→ A run of records
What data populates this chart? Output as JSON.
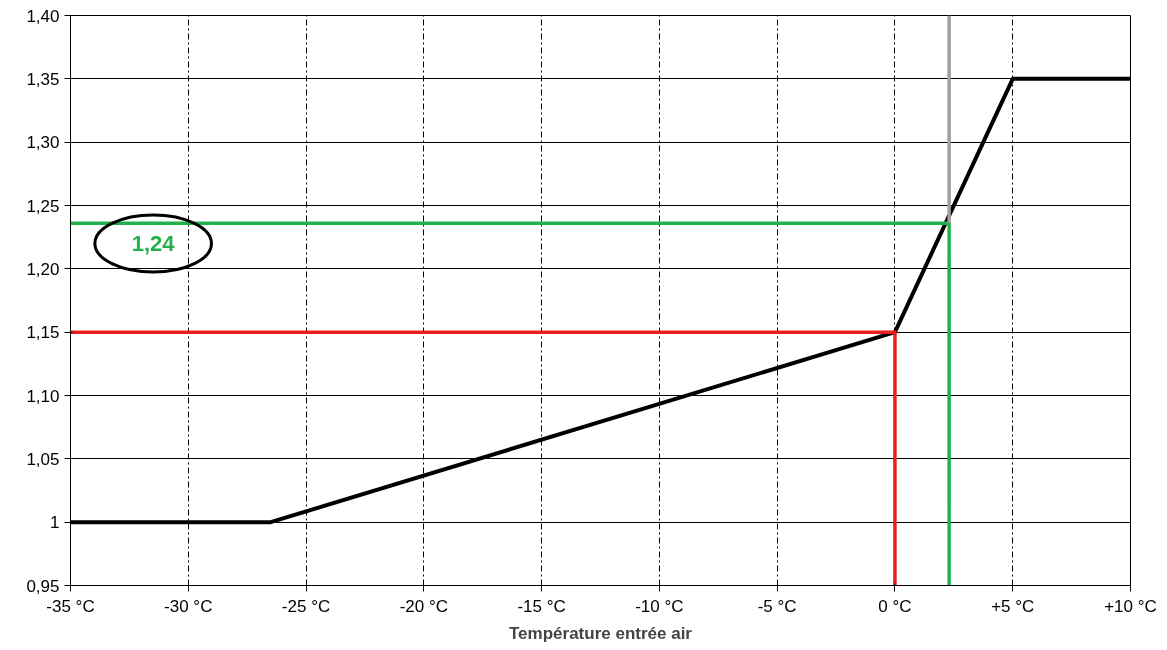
{
  "chart_data": {
    "type": "line",
    "xlabel": "Température entrée air",
    "xlim": [
      -35,
      10
    ],
    "ylim": [
      0.95,
      1.4
    ],
    "xticks": [
      {
        "value": -35,
        "label": "-35 °C"
      },
      {
        "value": -30,
        "label": "-30 °C"
      },
      {
        "value": -25,
        "label": "-25 °C"
      },
      {
        "value": -20,
        "label": "-20 °C"
      },
      {
        "value": -15,
        "label": "-15 °C"
      },
      {
        "value": -10,
        "label": "-10 °C"
      },
      {
        "value": -5,
        "label": "-5 °C"
      },
      {
        "value": 0,
        "label": "0 °C"
      },
      {
        "value": 5,
        "label": "+5 °C"
      },
      {
        "value": 10,
        "label": "+10 °C"
      }
    ],
    "yticks": [
      {
        "value": 0.95,
        "label": "0,95"
      },
      {
        "value": 1,
        "label": "1"
      },
      {
        "value": 1.05,
        "label": "1,05"
      },
      {
        "value": 1.1,
        "label": "1,10"
      },
      {
        "value": 1.15,
        "label": "1,15"
      },
      {
        "value": 1.2,
        "label": "1,20"
      },
      {
        "value": 1.25,
        "label": "1,25"
      },
      {
        "value": 1.3,
        "label": "1,30"
      },
      {
        "value": 1.35,
        "label": "1,35"
      },
      {
        "value": 1.4,
        "label": "1,40"
      }
    ],
    "grid": true,
    "marker": "none",
    "line_style": "solid",
    "series": [
      {
        "color": "#000000",
        "x": [
          -35,
          -26.5,
          0,
          5,
          10
        ],
        "values": [
          1.0,
          1.0,
          1.15,
          1.35,
          1.35
        ]
      },
      {
        "color": "#ee1c1c",
        "x": [
          -35,
          0,
          0
        ],
        "values": [
          1.15,
          1.15,
          0.95
        ]
      },
      {
        "color": "#22b14c",
        "x": [
          -35,
          2.3,
          2.3
        ],
        "values": [
          1.236,
          1.236,
          0.95
        ]
      },
      {
        "color": "#a0a0a0",
        "x": [
          2.3,
          2.3
        ],
        "values": [
          1.236,
          1.4
        ]
      }
    ],
    "annotations": [
      "1,24"
    ]
  }
}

→ PROBLEM
Omit the pictures and output all of the other material exactly.

→ SOLUTION TO THIS TASK
What data populates this chart? Output as JSON.
{
  "chart_data": {
    "type": "line",
    "xlabel": "Température entrée air",
    "xlim": [
      -35,
      10
    ],
    "ylim": [
      0.95,
      1.4
    ],
    "xticks": [
      {
        "value": -35,
        "label": "-35 °C"
      },
      {
        "value": -30,
        "label": "-30 °C"
      },
      {
        "value": -25,
        "label": "-25 °C"
      },
      {
        "value": -20,
        "label": "-20 °C"
      },
      {
        "value": -15,
        "label": "-15 °C"
      },
      {
        "value": -10,
        "label": "-10 °C"
      },
      {
        "value": -5,
        "label": "-5 °C"
      },
      {
        "value": 0,
        "label": "0 °C"
      },
      {
        "value": 5,
        "label": "+5 °C"
      },
      {
        "value": 10,
        "label": "+10 °C"
      }
    ],
    "yticks": [
      {
        "value": 0.95,
        "label": "0,95"
      },
      {
        "value": 1,
        "label": "1"
      },
      {
        "value": 1.05,
        "label": "1,05"
      },
      {
        "value": 1.1,
        "label": "1,10"
      },
      {
        "value": 1.15,
        "label": "1,15"
      },
      {
        "value": 1.2,
        "label": "1,20"
      },
      {
        "value": 1.25,
        "label": "1,25"
      },
      {
        "value": 1.3,
        "label": "1,30"
      },
      {
        "value": 1.35,
        "label": "1,35"
      },
      {
        "value": 1.4,
        "label": "1,40"
      }
    ],
    "grid": true,
    "marker": "none",
    "line_style": "solid",
    "series": [
      {
        "color": "#000000",
        "x": [
          -35,
          -26.5,
          0,
          5,
          10
        ],
        "values": [
          1.0,
          1.0,
          1.15,
          1.35,
          1.35
        ]
      },
      {
        "color": "#ee1c1c",
        "x": [
          -35,
          0,
          0
        ],
        "values": [
          1.15,
          1.15,
          0.95
        ]
      },
      {
        "color": "#22b14c",
        "x": [
          -35,
          2.3,
          2.3
        ],
        "values": [
          1.236,
          1.236,
          0.95
        ]
      },
      {
        "color": "#a0a0a0",
        "x": [
          2.3,
          2.3
        ],
        "values": [
          1.236,
          1.4
        ]
      }
    ],
    "annotations": [
      "1,24"
    ]
  }
}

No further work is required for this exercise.